▸ **Raw data**
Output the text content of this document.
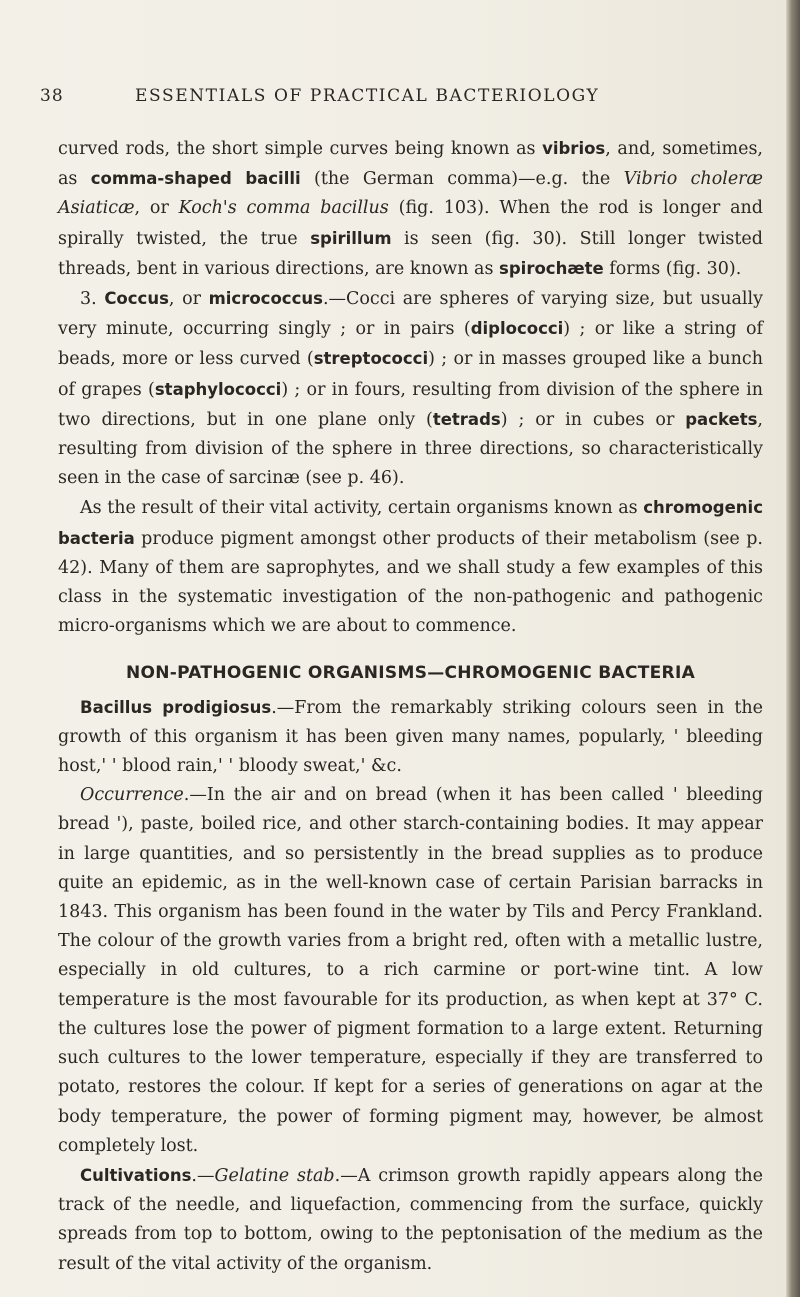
38	ESSENTIALS OF PRACTICAL BACTERIOLOGY

curved rods, the short simple curves being known as vibrios, and, sometimes, as comma-shaped bacilli (the German comma)—e.g. the Vibrio choleræ Asiaticæ, or Koch's comma bacillus (fig. 103). When the rod is longer and spirally twisted, the true spirillum is seen (fig. 30). Still longer twisted threads, bent in various directions, are known as spirochæte forms (fig. 30).

3. Coccus, or micrococcus.—Cocci are spheres of varying size, but usually very minute, occurring singly ; or in pairs (diplococci) ; or like a string of beads, more or less curved (streptococci) ; or in masses grouped like a bunch of grapes (staphylococci) ; or in fours, resulting from division of the sphere in two directions, but in one plane only (tetrads) ; or in cubes or packets, resulting from division of the sphere in three directions, so characteristically seen in the case of sarcinæ (see p. 46).

As the result of their vital activity, certain organisms known as chromogenic bacteria produce pigment amongst other products of their metabolism (see p. 42). Many of them are saprophytes, and we shall study a few examples of this class in the systematic investigation of the non-pathogenic and pathogenic micro-organisms which we are about to commence.

NON-PATHOGENIC ORGANISMS—CHROMOGENIC BACTERIA

Bacillus prodigiosus.—From the remarkably striking colours seen in the growth of this organism it has been given many names, popularly, ' bleeding host,' ' blood rain,' ' bloody sweat,' &c.

Occurrence.—In the air and on bread (when it has been called ' bleeding bread '), paste, boiled rice, and other starch-containing bodies. It may appear in large quantities, and so persistently in the bread supplies as to produce quite an epidemic, as in the well-known case of certain Parisian barracks in 1843. This organism has been found in the water by Tils and Percy Frankland. The colour of the growth varies from a bright red, often with a metallic lustre, especially in old cultures, to a rich carmine or port-wine tint. A low temperature is the most favourable for its production, as when kept at 37° C. the cultures lose the power of pigment formation to a large extent. Returning such cultures to the lower temperature, especially if they are transferred to potato, restores the colour. If kept for a series of generations on agar at the body temperature, the power of forming pigment may, however, be almost completely lost.

Cultivations.—Gelatine stab.—A crimson growth rapidly appears along the track of the needle, and liquefaction, commencing from the surface, quickly spreads from top to bottom, owing to the peptonisation of the medium as the result of the vital activity of the organism.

▸ **What to work on**
Scan the records for the string "seen" and report each line where it occurs.

▸ **Solution for this exercise**
curved rods, the short simple curves being known as vibrios, and, sometimes, as comma-shaped bacilli (the German comma)—e.g. the Vibrio choleræ Asiaticæ, or Koch's comma bacillus (fig. 103). When the rod is longer and spirally twisted, the true spirillum is seen (fig. 30). Still longer twisted threads, bent in various directions, are known as spirochæte forms (fig. 30).
3. Coccus, or micrococcus.—Cocci are spheres of varying size, but usually very minute, occurring singly ; or in pairs (diplococci) ; or like a string of beads, more or less curved (streptococci) ; or in masses grouped like a bunch of grapes (staphylococci) ; or in fours, resulting from division of the sphere in two directions, but in one plane only (tetrads) ; or in cubes or packets, resulting from division of the sphere in three directions, so characteristically seen in the case of sarcinæ (see p. 46).
Bacillus prodigiosus.—From the remarkably striking colours seen in the growth of this organism it has been given many names, popularly, ' bleeding host,' ' blood rain,' ' bloody sweat,' &c.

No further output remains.